● **YOUR INSTRUCTIONS**: List every line below containing "تغییررشته".

● **DATA ROWS**:
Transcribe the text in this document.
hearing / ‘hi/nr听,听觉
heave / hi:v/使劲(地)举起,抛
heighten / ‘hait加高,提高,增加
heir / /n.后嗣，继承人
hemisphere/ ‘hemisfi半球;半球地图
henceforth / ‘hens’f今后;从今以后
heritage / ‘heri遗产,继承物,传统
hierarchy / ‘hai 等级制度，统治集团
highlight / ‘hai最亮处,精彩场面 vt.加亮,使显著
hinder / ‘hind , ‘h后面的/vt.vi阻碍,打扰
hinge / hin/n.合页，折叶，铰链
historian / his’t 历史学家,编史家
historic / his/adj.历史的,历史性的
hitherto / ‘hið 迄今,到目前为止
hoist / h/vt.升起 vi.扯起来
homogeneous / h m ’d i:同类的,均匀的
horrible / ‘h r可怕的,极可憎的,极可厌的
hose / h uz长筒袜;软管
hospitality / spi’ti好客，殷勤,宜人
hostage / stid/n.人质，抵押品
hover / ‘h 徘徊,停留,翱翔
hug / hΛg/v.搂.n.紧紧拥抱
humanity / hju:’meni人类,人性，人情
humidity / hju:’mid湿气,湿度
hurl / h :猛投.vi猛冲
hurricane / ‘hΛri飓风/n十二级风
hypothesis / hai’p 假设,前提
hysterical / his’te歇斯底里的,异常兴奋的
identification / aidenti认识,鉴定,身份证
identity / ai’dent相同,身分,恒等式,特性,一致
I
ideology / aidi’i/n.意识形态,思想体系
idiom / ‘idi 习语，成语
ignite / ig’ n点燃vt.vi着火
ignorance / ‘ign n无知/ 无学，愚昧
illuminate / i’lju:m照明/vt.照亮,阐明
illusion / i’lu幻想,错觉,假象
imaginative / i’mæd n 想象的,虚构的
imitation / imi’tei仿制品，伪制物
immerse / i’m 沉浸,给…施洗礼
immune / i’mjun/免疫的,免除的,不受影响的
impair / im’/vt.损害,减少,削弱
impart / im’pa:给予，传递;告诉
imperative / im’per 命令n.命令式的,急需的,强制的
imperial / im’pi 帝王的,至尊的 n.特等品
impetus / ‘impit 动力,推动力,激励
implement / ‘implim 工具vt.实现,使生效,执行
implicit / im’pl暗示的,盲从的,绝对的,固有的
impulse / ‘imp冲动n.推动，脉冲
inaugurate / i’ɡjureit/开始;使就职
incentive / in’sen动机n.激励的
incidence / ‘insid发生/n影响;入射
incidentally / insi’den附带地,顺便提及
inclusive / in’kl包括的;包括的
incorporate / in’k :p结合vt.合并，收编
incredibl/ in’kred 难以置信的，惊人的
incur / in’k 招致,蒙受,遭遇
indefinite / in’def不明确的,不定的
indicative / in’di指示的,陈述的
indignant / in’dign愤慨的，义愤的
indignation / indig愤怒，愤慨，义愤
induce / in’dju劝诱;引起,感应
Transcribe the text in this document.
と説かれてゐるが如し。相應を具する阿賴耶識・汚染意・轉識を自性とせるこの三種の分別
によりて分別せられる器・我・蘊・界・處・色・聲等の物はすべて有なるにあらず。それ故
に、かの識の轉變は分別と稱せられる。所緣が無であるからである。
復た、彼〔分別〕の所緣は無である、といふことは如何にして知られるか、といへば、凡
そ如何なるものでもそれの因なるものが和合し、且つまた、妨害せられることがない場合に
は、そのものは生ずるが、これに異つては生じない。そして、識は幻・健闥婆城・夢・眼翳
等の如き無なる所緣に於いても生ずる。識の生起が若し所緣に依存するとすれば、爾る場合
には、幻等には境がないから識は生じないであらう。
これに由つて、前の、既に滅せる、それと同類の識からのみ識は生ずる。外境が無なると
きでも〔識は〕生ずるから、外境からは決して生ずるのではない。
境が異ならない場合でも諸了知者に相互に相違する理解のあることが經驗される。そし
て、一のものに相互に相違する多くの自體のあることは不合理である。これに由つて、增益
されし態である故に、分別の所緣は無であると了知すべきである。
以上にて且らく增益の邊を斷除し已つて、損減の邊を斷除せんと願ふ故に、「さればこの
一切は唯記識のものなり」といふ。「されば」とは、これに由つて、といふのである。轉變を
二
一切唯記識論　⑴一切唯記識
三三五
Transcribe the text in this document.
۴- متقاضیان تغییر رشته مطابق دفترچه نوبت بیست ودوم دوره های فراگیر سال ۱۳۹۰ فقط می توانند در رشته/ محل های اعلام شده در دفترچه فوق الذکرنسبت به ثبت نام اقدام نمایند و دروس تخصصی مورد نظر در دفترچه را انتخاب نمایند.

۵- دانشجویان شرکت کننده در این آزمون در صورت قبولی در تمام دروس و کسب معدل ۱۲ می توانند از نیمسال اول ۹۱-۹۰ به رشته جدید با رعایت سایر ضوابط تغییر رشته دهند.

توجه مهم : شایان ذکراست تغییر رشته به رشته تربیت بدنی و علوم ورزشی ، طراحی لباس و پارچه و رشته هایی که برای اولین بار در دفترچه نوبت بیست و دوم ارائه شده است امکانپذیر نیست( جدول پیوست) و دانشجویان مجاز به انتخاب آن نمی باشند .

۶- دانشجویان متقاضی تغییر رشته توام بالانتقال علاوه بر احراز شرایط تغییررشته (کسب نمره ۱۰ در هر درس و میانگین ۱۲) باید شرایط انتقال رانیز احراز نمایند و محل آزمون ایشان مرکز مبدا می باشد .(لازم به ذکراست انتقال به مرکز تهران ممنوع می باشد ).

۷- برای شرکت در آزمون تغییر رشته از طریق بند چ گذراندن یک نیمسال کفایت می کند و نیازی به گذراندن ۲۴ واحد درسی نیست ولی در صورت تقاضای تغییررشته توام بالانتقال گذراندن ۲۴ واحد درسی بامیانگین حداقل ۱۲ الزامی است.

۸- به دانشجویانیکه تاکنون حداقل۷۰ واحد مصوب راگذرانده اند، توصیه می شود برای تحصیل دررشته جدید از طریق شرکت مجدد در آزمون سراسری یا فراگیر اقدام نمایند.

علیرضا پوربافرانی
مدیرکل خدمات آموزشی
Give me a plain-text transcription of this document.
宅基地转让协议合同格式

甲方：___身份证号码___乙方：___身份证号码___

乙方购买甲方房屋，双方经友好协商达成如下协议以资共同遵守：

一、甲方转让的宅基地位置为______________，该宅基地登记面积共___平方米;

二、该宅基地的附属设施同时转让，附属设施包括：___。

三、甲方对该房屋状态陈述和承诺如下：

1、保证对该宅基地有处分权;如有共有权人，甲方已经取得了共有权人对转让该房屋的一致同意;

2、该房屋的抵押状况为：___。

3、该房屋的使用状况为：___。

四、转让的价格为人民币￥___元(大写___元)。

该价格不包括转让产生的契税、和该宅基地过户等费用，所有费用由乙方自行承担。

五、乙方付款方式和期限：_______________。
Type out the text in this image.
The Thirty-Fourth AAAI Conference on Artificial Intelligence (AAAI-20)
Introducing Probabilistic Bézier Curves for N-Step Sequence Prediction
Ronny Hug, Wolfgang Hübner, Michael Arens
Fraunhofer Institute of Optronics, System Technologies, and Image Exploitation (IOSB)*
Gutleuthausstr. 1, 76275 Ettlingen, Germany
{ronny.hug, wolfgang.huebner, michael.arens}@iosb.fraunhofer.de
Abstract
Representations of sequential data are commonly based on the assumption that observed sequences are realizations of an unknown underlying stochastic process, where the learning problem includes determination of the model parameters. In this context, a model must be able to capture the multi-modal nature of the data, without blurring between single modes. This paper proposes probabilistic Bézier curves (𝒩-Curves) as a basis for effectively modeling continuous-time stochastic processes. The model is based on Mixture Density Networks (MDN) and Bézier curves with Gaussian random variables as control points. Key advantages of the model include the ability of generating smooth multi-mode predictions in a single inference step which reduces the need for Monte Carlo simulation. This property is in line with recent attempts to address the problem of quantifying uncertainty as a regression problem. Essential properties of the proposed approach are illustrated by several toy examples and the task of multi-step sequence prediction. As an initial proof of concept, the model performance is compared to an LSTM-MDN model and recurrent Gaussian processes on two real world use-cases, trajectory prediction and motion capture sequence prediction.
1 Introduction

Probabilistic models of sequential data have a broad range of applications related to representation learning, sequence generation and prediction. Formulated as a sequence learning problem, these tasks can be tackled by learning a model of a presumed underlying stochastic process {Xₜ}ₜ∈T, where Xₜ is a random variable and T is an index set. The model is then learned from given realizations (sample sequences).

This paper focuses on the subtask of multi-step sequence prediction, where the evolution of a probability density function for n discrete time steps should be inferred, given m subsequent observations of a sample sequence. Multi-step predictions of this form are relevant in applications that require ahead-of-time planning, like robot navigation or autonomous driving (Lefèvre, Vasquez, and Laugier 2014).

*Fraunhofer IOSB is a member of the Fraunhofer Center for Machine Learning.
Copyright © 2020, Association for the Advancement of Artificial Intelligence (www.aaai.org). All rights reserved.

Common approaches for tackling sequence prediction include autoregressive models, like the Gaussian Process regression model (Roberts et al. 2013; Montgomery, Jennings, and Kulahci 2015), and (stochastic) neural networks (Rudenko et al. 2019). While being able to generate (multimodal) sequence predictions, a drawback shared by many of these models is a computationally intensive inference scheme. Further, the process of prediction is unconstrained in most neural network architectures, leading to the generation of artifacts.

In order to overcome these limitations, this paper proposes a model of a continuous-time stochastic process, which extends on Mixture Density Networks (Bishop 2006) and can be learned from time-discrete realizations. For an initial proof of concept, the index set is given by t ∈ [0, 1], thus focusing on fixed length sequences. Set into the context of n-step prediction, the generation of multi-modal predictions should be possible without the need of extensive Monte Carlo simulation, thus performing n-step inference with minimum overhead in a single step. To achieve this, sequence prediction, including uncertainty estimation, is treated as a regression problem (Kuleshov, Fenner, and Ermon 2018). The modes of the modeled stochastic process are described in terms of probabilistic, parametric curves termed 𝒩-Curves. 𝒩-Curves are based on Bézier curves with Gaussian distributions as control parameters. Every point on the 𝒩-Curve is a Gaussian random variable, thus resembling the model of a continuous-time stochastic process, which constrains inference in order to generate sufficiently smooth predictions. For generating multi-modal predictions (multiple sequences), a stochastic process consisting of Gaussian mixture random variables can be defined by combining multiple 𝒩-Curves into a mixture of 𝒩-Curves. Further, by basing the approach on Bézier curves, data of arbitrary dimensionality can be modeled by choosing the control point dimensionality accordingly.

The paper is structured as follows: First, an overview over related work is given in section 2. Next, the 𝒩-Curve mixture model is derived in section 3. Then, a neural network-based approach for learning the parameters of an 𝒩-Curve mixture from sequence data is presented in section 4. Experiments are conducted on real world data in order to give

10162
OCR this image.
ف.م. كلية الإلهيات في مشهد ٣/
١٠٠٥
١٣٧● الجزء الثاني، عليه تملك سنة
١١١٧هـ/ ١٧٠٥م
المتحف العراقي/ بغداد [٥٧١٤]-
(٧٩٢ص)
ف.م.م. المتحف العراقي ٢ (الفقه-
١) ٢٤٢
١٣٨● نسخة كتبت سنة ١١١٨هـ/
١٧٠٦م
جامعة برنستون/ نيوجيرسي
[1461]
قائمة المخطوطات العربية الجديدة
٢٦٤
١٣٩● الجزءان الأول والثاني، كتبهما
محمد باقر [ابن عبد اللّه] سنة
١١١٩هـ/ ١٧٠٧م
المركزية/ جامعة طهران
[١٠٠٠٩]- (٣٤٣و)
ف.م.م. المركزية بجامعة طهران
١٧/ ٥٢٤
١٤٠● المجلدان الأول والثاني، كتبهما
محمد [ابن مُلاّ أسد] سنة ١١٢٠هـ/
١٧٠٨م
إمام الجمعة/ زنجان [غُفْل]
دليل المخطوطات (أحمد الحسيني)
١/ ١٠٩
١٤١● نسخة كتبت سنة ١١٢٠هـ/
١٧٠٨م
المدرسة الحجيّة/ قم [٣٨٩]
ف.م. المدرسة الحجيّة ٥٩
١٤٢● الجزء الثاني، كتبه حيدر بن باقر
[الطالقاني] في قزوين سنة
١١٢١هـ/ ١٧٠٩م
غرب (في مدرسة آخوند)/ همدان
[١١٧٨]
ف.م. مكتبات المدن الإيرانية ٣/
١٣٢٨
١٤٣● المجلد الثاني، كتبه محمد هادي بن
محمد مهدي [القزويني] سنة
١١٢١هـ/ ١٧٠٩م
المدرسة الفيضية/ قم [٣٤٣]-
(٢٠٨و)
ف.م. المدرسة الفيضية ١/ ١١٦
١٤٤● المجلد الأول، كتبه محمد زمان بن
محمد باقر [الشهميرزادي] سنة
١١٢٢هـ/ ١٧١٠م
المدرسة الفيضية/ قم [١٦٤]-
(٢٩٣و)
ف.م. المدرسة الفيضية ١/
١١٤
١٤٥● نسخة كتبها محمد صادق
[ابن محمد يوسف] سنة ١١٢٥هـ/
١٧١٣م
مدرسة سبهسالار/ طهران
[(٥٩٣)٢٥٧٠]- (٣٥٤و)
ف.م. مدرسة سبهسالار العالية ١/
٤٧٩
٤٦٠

● **WRITTEN ANSWER**:
۶- دانشجویان متقاضی تغییر رشته توام بالانتقال علاوه بر احراز شرایط تغییررشته (کسب نمره ۱۰ در هر درس و میانگین ۱۲) باید شرایط انتقال رانیز احراز نمایند و محل آزمون ایشان مرکز مبدا می باشد .(لازم به ذکراست انتقال به مرکز تهران ممنوع می باشد ).
۷- برای شرکت در آزمون تغییر رشته از طریق بند چ گذراندن یک نیمسال کفایت می کند و نیازی به گذراندن ۲۴ واحد درسی نیست ولی در صورت تقاضای تغییررشته توام بالانتقال گذراندن ۲۴ واحد درسی بامیانگین حداقل ۱۲ الزامی است.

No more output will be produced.